(GIVEN EXERCISE):
Extract all records. Keep each one exact.

(DATA RECORDS):
○ ○ ○ ○ ○

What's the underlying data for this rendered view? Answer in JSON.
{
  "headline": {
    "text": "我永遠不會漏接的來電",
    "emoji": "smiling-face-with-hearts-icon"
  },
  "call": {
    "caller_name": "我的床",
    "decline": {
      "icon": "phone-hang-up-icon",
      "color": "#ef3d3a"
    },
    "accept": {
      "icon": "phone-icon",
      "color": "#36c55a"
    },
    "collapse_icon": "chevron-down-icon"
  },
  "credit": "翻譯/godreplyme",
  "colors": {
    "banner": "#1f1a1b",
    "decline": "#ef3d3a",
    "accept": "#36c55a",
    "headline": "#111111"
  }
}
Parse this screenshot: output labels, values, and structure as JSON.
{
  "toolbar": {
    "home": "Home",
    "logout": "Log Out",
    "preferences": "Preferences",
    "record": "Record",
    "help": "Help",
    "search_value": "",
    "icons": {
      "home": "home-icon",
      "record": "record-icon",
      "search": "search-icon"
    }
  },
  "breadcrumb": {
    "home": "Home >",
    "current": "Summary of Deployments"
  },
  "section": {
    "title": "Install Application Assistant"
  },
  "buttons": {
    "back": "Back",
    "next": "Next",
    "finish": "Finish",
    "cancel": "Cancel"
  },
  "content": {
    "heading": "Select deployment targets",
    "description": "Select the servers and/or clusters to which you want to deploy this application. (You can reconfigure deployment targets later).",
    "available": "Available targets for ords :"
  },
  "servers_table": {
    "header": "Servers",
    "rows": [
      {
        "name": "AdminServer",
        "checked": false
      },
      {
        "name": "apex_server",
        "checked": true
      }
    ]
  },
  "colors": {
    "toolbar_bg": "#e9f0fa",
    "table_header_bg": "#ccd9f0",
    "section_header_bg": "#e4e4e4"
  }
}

○ ○ ○ ○ ○

(PROBLEM SOLUTION):
What's the underlying data for this rendered view? Answer in JSON.
{
  "headline": {
    "text": "我永遠不會漏接的來電",
    "emoji": "smiling-face-with-hearts-icon"
  },
  "call": {
    "caller_name": "我的床",
    "decline": {
      "icon": "phone-hang-up-icon",
      "color": "#ef3d3a"
    },
    "accept": {
      "icon": "phone-icon",
      "color": "#36c55a"
    },
    "collapse_icon": "chevron-down-icon"
  },
  "credit": "翻譯/godreplyme",
  "colors": {
    "banner": "#1f1a1b",
    "decline": "#ef3d3a",
    "accept": "#36c55a",
    "headline": "#111111"
  }
}
Parse this screenshot: output labels, values, and structure as JSON.
{
  "toolbar": {
    "home": "Home",
    "logout": "Log Out",
    "preferences": "Preferences",
    "record": "Record",
    "help": "Help",
    "search_value": "",
    "icons": {
      "home": "home-icon",
      "record": "record-icon",
      "search": "search-icon"
    }
  },
  "breadcrumb": {
    "home": "Home >",
    "current": "Summary of Deployments"
  },
  "section": {
    "title": "Install Application Assistant"
  },
  "buttons": {
    "back": "Back",
    "next": "Next",
    "finish": "Finish",
    "cancel": "Cancel"
  },
  "content": {
    "heading": "Select deployment targets",
    "description": "Select the servers and/or clusters to which you want to deploy this application. (You can reconfigure deployment targets later).",
    "available": "Available targets for ords :"
  },
  "servers_table": {
    "header": "Servers",
    "rows": [
      {
        "name": "AdminServer",
        "checked": false
      },
      {
        "name": "apex_server",
        "checked": true
      }
    ]
  },
  "colors": {
    "toolbar_bg": "#e9f0fa",
    "table_header_bg": "#ccd9f0",
    "section_header_bg": "#e4e4e4"
  }
}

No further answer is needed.